Records that describe figures:
------------------------------------------------

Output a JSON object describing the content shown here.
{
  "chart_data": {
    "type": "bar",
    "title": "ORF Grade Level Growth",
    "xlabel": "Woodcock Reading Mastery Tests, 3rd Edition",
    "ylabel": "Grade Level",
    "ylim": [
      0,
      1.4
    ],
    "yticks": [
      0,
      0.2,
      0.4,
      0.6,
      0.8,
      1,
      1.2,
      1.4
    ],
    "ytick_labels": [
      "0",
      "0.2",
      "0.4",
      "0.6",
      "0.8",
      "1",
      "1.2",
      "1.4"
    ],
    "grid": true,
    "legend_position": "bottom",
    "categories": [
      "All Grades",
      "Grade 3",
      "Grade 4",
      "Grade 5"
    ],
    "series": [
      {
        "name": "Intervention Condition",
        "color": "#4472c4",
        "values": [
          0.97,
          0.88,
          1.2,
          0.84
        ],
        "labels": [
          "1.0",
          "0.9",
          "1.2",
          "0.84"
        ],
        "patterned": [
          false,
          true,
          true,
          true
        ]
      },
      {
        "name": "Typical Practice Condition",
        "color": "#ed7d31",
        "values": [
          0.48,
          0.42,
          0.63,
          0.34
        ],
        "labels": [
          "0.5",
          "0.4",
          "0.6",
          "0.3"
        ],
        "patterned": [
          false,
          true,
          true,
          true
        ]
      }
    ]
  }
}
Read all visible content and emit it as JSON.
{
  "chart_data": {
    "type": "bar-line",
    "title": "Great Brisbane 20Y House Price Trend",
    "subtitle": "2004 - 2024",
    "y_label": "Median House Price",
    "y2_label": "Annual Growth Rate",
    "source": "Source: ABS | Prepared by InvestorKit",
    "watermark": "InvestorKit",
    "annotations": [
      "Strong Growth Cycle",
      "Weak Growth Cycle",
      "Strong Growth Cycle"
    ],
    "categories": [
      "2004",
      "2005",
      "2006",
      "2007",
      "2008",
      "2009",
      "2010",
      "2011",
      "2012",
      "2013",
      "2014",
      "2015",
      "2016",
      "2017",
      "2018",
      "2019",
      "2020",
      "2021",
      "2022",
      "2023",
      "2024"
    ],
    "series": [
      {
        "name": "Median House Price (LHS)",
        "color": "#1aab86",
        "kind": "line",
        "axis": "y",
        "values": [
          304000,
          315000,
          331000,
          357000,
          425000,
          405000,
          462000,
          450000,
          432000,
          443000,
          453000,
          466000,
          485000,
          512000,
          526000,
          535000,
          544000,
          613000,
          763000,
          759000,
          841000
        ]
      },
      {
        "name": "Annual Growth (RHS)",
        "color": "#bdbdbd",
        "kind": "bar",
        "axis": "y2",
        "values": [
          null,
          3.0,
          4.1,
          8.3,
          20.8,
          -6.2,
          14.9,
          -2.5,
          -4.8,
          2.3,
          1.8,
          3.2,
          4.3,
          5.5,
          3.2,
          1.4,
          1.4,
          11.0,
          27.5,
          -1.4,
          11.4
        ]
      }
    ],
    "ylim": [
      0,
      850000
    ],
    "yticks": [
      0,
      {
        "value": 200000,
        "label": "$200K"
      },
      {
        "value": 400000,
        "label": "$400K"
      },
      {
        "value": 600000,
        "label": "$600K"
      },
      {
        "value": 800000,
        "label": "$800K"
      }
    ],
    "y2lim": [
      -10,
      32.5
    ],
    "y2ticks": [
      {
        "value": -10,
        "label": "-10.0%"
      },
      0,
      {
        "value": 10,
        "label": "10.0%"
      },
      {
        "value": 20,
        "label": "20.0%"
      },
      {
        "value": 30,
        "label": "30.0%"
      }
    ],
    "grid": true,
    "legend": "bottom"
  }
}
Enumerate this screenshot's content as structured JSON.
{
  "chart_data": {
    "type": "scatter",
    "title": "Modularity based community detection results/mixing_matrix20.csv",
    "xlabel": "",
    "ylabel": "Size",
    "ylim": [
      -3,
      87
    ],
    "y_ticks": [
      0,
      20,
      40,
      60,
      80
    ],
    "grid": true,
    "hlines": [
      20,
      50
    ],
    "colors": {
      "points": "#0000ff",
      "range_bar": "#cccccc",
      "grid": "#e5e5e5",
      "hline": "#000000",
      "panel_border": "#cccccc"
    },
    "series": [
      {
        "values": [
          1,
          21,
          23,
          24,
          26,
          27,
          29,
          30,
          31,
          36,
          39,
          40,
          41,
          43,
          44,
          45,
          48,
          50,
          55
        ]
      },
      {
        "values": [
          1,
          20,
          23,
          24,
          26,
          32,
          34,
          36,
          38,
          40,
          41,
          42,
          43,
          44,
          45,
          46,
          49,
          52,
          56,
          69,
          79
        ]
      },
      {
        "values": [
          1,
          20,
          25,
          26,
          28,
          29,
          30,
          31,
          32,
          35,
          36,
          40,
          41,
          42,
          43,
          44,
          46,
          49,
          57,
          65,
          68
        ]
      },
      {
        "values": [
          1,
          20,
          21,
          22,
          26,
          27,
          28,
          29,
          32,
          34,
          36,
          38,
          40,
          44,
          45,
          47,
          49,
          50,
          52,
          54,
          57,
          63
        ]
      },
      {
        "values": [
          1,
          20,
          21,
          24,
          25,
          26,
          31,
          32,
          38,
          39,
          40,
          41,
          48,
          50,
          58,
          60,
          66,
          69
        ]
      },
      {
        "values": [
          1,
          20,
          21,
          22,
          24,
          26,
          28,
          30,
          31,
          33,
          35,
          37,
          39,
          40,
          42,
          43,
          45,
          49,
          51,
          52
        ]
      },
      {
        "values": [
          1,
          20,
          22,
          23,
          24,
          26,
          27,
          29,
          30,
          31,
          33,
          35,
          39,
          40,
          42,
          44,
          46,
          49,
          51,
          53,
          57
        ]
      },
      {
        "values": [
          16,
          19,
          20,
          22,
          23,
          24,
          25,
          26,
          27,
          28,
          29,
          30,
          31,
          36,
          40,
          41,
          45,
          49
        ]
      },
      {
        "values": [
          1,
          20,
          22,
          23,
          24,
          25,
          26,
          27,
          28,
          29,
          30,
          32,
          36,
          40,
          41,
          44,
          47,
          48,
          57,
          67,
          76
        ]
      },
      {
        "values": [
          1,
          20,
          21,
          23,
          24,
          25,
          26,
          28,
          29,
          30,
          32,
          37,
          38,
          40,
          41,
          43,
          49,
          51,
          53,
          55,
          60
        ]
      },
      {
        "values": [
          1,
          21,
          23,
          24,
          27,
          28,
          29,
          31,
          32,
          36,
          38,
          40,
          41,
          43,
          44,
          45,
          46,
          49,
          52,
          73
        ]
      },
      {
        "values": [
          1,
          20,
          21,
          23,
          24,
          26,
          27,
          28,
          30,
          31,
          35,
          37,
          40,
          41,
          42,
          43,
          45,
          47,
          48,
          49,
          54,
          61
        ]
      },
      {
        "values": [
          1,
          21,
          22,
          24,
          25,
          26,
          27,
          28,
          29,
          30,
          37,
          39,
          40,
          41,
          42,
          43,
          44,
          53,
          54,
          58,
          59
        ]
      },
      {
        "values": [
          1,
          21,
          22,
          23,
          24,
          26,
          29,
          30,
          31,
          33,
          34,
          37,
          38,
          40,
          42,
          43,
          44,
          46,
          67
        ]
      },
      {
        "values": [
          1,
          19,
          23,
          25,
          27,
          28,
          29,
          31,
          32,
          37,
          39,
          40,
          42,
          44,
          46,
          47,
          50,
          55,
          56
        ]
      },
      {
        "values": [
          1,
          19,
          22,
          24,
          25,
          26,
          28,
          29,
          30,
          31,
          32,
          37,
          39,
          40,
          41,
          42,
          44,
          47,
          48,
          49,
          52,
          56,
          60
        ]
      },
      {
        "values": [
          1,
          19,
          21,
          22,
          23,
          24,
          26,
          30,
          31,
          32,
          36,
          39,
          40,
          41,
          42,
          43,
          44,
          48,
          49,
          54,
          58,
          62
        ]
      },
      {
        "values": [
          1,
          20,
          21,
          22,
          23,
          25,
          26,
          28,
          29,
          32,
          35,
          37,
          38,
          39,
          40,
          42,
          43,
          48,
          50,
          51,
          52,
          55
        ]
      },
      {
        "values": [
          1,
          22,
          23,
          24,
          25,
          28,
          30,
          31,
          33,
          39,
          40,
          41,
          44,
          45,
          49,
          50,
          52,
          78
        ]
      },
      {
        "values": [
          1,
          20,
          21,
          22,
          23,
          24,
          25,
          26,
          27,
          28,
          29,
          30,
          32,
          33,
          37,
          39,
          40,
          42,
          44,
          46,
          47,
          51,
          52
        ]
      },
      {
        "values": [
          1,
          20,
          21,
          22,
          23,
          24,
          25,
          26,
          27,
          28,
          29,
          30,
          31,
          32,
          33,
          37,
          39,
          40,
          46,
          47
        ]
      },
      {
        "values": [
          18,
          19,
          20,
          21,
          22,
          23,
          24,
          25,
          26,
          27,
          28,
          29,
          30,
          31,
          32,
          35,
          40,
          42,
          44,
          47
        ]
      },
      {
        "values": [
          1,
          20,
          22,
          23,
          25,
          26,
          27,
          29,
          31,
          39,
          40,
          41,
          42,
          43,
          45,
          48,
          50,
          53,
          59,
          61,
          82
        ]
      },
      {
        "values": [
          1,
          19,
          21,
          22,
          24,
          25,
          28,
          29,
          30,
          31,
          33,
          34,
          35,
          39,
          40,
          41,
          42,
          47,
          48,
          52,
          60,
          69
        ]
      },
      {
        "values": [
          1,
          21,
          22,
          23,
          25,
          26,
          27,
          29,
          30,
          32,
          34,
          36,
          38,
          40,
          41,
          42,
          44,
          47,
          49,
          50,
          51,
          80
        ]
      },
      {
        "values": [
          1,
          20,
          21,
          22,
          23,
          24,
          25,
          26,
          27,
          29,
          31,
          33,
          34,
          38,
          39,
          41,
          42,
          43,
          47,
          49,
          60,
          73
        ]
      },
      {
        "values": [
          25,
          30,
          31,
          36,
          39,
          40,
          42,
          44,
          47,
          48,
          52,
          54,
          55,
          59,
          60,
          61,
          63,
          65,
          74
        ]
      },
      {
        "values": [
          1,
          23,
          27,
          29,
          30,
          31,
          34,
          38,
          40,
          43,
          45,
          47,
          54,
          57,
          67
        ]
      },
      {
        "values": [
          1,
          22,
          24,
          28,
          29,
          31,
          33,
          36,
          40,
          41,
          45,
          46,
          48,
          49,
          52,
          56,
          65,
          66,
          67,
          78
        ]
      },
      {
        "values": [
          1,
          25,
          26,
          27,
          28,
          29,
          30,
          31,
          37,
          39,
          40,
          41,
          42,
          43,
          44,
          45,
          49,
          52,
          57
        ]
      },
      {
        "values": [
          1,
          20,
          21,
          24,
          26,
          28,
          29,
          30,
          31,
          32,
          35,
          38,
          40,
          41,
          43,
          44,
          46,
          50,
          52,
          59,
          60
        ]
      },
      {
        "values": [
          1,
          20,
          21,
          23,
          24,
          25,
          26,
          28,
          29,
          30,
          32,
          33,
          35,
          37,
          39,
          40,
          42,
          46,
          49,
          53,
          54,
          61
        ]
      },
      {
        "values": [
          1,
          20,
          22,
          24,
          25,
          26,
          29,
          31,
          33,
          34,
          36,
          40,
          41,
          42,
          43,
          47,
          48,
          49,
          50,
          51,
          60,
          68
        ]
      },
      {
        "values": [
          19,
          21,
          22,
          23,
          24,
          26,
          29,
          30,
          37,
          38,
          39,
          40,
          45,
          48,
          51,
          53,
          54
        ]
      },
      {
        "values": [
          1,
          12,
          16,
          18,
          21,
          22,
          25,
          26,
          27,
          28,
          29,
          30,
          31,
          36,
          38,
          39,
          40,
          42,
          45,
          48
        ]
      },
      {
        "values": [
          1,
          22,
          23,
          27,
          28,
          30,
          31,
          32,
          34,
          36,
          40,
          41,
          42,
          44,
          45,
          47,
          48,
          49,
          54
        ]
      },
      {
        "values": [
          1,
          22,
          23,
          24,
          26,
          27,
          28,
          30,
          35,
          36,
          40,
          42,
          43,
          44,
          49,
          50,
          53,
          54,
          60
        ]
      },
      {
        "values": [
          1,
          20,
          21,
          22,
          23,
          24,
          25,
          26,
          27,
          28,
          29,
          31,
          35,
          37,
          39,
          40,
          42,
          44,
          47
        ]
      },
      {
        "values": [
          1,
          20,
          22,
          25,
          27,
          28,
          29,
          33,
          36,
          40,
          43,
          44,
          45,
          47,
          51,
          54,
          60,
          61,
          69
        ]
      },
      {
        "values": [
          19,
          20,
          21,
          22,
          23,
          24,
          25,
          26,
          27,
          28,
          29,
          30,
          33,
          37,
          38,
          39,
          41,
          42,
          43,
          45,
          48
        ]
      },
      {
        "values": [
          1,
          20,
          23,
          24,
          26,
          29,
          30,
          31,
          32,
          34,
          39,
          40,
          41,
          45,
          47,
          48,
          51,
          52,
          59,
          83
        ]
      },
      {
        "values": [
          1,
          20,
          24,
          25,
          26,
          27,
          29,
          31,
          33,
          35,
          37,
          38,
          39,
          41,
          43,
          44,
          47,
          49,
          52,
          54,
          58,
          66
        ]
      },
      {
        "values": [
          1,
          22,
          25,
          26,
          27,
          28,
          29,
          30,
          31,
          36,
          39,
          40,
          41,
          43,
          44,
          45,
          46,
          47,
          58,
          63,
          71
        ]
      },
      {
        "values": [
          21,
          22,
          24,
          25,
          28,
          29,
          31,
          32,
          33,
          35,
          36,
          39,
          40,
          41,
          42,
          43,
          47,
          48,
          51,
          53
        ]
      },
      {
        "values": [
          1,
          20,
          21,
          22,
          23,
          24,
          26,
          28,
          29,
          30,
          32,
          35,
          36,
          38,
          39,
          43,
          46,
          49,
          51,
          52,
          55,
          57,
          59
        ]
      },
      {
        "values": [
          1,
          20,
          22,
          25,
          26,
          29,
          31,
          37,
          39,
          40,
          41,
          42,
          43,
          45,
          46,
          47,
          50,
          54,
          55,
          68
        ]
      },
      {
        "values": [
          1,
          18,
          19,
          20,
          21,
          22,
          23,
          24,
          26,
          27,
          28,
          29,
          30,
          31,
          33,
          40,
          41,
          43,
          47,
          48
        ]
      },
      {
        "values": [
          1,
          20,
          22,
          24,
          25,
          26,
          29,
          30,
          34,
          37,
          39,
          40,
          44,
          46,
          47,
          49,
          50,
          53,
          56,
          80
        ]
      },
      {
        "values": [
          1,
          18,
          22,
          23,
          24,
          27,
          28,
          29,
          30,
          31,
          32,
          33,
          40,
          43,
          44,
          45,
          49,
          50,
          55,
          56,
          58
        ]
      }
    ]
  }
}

------------------------------------------------

Set problem
Work out how many lines above have the string "Cycle" in them, and give only the number.

In response
3